(DIRECTION): From the entries provided below, copy each line that contains the word "Расходы".

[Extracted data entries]

• • • •

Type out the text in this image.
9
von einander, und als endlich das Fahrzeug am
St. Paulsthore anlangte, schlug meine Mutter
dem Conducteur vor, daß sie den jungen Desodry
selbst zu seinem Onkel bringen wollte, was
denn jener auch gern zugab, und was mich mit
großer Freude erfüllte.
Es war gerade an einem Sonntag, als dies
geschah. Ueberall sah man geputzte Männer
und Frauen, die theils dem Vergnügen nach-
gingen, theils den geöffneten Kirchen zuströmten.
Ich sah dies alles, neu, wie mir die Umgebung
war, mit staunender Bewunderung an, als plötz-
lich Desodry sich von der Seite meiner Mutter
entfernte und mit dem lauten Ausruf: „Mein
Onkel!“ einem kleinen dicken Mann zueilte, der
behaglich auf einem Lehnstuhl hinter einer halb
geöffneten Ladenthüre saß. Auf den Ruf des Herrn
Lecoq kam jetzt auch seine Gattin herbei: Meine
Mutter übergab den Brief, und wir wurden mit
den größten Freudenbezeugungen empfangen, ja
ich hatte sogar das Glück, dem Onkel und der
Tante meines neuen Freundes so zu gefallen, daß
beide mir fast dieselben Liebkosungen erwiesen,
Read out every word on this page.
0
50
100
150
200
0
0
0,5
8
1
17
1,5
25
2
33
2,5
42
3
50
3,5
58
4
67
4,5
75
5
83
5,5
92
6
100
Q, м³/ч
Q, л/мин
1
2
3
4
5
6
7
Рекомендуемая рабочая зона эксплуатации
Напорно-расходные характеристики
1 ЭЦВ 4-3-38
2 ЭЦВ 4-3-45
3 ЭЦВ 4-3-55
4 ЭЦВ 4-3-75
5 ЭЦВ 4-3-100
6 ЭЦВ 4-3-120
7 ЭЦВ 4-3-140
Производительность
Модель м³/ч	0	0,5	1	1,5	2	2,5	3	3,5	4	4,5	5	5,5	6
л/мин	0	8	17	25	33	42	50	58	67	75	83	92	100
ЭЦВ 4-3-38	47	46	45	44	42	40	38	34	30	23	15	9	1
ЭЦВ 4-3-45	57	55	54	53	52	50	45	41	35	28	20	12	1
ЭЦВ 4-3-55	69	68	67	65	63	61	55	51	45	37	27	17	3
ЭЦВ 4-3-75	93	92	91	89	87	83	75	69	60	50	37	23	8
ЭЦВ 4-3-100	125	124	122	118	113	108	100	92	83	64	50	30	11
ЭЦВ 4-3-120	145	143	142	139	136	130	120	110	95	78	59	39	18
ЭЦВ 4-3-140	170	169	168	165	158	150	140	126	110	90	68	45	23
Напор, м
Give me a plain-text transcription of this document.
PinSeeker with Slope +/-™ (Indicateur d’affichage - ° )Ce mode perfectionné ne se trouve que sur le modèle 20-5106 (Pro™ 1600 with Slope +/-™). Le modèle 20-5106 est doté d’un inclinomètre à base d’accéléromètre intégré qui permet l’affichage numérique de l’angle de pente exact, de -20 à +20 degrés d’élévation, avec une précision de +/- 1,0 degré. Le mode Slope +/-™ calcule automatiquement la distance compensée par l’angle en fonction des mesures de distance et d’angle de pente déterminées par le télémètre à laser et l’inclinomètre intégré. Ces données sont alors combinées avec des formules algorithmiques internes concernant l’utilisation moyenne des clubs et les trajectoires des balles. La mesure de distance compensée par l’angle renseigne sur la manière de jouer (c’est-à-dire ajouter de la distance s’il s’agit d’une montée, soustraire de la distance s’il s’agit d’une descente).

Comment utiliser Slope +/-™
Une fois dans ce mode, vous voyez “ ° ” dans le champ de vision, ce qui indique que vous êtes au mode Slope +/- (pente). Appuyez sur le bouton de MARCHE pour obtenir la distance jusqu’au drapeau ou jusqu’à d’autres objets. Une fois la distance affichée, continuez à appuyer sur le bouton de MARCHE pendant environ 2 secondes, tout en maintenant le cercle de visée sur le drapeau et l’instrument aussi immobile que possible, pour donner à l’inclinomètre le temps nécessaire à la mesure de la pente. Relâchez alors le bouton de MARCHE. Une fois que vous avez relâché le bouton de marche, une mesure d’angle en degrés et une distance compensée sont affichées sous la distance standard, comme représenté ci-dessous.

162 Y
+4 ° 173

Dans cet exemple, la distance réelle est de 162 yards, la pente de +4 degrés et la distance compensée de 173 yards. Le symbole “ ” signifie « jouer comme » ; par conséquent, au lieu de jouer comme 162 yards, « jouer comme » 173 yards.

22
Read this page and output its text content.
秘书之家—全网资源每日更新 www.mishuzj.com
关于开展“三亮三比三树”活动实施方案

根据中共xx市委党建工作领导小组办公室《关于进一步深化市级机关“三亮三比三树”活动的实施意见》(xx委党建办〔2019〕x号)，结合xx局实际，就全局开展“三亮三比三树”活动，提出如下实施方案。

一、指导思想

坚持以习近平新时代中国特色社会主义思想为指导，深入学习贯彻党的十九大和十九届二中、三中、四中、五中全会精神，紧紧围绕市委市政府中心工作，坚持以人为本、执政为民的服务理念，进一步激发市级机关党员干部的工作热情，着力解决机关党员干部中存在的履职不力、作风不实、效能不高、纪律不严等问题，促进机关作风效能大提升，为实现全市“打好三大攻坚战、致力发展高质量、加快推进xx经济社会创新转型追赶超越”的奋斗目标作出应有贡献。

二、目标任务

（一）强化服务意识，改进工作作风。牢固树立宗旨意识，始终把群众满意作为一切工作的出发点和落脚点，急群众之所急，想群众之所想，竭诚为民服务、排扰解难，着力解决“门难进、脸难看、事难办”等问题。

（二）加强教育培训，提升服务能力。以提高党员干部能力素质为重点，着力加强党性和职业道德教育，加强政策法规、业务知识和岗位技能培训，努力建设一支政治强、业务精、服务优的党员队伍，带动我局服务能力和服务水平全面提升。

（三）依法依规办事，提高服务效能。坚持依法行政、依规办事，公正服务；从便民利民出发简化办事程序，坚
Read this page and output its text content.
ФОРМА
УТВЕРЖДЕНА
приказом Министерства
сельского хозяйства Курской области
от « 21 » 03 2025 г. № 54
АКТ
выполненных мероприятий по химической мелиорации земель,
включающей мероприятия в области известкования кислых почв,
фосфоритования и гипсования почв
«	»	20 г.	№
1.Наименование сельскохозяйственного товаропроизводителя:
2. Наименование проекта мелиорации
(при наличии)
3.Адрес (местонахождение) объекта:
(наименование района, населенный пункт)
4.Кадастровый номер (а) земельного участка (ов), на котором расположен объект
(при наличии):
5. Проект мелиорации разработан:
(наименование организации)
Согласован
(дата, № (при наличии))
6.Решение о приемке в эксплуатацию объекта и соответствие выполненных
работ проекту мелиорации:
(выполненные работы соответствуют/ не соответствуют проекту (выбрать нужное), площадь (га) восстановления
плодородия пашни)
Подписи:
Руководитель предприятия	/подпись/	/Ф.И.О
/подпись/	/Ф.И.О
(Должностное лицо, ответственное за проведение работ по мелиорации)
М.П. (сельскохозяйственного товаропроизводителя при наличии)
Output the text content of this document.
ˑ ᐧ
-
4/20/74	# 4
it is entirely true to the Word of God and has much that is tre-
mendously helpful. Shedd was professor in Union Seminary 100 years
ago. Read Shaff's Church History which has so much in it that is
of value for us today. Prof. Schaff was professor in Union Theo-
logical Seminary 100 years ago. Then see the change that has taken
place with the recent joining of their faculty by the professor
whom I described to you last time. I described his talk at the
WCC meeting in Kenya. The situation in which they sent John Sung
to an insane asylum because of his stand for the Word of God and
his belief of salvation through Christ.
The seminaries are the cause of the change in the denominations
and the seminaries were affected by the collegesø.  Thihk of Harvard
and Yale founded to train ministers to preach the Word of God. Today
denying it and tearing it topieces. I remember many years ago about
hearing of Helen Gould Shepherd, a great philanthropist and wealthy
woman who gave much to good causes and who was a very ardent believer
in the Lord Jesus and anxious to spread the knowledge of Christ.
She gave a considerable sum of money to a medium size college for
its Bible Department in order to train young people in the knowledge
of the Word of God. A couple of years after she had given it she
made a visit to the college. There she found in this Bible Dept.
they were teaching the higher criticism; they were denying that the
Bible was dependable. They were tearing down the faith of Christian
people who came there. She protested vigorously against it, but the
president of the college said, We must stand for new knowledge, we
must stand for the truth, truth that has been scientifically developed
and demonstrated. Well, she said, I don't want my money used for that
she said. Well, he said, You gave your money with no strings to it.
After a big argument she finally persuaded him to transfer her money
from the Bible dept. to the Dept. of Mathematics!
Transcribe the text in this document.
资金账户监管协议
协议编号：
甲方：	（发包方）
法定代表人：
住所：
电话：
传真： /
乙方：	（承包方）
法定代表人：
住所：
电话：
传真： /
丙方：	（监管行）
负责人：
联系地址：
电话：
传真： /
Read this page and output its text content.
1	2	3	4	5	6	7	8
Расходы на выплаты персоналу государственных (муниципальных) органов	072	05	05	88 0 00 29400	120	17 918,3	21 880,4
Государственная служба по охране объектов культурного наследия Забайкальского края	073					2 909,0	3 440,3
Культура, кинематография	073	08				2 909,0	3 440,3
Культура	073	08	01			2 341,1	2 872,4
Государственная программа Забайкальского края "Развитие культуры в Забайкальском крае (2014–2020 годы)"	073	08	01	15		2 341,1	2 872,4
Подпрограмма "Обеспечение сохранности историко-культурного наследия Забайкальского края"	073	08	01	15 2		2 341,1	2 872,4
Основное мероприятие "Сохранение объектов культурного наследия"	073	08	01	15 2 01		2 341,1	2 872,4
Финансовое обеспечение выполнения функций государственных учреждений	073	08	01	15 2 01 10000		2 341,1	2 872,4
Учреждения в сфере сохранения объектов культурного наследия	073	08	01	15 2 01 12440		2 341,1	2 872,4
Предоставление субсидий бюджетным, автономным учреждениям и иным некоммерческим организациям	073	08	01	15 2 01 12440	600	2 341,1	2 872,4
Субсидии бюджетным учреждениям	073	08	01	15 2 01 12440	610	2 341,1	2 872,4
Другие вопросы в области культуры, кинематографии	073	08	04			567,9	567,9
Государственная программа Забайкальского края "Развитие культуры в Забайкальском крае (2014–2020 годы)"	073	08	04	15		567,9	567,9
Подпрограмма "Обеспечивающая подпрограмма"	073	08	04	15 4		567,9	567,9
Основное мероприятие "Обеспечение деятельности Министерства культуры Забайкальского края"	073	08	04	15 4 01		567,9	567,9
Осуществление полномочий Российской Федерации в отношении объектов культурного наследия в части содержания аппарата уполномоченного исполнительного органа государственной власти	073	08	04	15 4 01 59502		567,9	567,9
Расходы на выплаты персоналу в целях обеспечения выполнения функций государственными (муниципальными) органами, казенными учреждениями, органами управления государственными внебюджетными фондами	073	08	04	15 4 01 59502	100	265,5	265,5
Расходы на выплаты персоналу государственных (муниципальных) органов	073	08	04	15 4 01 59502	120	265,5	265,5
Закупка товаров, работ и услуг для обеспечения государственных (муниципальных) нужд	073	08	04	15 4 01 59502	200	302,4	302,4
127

• • • •

(ANSWER IN FULL):
Расходы на выплаты персоналу государственных (муниципальных) органов	072	05	05	88 0 00 29400	120	17 918,3	21 880,4
Расходы на выплаты персоналу в целях обеспечения выполнения функций государственными (муниципальными) органами, казенными учреждениями, органами управления государственными внебюджетными фондами	073	08	04	15 4 01 59502	100	265,5	265,5
Расходы на выплаты персоналу государственных (муниципальных) органов	073	08	04	15 4 01 59502	120	265,5	265,5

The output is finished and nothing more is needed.